_Written request_. Collect every line that includes the string "Cases".
* * *
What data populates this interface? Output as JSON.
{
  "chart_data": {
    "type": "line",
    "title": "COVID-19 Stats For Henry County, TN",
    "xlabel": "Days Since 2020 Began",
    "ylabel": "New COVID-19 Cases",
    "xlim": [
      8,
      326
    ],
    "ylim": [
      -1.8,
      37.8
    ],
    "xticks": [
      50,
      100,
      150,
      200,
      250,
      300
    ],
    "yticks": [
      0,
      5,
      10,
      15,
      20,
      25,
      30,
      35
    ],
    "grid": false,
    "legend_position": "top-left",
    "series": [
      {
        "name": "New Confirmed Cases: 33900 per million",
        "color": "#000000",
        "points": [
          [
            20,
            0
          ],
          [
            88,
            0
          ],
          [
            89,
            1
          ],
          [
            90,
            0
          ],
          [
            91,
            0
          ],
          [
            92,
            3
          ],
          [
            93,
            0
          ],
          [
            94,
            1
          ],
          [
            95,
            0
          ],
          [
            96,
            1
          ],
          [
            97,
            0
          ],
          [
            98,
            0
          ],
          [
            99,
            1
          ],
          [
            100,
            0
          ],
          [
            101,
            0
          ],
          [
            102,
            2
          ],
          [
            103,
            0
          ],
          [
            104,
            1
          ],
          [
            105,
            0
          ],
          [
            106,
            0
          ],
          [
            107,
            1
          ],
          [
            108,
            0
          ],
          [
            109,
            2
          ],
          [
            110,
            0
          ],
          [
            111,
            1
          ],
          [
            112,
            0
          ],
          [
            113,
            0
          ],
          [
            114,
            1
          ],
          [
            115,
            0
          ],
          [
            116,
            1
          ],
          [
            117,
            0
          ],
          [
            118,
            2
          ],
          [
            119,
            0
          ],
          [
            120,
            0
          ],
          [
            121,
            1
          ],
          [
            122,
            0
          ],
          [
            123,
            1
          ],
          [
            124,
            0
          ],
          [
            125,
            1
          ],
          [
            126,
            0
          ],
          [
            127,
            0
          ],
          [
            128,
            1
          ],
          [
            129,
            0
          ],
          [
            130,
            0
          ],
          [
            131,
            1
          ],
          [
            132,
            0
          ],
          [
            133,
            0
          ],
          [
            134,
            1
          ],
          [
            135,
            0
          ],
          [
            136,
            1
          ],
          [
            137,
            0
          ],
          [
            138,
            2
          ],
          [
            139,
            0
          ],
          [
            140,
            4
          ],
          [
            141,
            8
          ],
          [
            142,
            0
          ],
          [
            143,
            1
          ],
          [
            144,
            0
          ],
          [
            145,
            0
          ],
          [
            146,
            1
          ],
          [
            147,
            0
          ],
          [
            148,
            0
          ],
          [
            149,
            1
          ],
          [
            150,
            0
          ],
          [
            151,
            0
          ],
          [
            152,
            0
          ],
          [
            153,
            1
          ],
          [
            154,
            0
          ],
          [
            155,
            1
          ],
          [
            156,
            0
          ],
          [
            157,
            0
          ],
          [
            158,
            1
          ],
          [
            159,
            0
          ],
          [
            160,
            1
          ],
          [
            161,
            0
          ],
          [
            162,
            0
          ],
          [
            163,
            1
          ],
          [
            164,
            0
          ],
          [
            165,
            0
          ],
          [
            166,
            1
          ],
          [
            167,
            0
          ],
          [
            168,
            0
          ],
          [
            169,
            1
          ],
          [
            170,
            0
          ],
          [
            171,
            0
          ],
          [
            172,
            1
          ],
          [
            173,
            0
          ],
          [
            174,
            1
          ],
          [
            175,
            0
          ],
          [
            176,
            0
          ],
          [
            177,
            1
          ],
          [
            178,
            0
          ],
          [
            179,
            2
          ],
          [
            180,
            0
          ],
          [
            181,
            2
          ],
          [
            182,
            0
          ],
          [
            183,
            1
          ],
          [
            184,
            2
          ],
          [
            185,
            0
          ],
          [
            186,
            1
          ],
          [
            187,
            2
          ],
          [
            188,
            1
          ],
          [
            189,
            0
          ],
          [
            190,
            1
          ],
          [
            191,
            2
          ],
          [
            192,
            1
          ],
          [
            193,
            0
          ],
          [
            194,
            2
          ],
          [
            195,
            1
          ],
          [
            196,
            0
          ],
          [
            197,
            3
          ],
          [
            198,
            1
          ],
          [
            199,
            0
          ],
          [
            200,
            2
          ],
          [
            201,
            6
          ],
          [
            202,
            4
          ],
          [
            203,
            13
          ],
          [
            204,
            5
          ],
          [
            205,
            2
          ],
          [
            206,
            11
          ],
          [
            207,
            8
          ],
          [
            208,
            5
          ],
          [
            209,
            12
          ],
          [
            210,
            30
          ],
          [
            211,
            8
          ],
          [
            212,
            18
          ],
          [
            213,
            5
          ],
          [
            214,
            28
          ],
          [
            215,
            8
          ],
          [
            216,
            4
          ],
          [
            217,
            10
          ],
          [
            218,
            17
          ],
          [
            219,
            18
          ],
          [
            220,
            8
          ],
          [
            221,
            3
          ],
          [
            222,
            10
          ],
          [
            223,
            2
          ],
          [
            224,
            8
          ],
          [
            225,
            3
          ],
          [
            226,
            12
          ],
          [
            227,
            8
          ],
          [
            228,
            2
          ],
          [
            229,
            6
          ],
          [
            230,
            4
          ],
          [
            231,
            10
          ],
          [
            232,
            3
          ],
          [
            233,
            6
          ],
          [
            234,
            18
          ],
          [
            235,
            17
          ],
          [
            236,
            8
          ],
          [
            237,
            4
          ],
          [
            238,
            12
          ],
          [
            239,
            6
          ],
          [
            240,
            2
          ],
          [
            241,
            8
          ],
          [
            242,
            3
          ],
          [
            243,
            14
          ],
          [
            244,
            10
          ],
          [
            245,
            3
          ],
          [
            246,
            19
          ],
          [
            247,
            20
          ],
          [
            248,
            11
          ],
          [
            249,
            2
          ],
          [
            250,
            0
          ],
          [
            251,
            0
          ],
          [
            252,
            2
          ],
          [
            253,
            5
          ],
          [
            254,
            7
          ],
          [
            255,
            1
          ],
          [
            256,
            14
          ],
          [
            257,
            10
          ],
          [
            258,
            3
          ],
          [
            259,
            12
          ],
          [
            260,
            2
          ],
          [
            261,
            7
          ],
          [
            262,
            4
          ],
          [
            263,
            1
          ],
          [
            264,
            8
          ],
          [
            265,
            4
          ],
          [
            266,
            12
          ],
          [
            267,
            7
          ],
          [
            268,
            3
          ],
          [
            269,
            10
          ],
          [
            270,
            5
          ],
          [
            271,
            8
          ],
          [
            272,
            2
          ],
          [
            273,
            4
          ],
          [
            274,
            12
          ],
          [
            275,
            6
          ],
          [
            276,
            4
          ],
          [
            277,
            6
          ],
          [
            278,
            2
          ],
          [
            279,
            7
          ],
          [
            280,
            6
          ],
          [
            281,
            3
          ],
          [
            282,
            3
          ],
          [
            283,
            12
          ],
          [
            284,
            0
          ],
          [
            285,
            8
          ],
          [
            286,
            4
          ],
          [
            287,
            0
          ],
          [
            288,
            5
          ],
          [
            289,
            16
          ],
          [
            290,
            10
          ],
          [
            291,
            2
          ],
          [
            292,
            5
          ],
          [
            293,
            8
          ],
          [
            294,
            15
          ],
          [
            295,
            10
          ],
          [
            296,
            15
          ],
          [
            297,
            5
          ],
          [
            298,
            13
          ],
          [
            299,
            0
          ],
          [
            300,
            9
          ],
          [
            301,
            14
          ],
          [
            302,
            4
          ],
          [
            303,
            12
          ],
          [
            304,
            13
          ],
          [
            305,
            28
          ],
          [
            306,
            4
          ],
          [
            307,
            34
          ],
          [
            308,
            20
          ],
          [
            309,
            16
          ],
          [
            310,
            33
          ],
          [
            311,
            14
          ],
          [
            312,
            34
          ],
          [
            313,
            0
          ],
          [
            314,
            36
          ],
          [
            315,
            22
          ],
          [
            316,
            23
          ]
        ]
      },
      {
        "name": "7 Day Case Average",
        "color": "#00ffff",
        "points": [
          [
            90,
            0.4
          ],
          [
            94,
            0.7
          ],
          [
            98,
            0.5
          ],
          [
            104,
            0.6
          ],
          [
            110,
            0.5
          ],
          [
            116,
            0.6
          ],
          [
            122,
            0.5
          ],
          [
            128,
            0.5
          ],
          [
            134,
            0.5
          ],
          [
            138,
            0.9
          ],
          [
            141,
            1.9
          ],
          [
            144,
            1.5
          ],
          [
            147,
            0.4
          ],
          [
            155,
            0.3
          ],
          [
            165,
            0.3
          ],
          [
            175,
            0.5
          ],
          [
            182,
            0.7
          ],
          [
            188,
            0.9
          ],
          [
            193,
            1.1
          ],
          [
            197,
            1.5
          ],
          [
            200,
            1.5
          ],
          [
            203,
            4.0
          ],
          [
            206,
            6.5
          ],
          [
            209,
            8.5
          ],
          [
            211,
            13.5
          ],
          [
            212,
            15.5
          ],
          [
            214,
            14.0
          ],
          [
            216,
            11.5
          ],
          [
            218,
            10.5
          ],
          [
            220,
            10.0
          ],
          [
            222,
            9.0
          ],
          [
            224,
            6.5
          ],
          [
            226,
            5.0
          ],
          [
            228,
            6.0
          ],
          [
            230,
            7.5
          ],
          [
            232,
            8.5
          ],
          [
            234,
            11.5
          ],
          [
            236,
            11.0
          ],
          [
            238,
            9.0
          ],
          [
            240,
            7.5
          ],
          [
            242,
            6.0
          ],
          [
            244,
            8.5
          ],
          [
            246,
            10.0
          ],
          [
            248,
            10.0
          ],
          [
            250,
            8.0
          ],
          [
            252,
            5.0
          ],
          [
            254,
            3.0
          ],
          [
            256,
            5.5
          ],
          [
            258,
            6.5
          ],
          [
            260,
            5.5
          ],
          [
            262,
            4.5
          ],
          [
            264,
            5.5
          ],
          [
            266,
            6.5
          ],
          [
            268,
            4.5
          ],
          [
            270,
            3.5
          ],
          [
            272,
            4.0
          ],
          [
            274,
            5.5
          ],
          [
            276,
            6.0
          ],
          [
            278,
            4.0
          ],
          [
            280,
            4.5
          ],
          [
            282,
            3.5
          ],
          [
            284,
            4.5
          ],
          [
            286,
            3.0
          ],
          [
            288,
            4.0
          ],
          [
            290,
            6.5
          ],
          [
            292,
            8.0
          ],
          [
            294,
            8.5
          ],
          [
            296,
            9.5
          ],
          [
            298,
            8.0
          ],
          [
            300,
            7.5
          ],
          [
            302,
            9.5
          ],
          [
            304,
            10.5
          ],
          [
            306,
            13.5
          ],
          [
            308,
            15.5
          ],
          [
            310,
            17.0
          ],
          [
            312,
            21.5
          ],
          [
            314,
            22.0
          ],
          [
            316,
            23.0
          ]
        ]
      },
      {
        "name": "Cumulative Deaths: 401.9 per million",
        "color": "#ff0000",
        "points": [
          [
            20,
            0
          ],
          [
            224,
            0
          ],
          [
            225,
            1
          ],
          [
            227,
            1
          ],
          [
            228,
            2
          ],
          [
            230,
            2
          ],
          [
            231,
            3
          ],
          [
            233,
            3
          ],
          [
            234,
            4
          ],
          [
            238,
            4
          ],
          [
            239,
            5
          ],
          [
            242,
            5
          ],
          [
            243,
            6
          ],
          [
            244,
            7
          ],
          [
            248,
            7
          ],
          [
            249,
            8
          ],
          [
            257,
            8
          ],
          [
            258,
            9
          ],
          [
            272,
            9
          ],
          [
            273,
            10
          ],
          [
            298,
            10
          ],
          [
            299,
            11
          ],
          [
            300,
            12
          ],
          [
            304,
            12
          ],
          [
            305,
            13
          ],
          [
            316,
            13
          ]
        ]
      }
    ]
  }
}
* * *
_Answer to this exercise_.
    "ylabel": "New COVID-19 Cases",
        "name": "New Confirmed Cases: 33900 per million",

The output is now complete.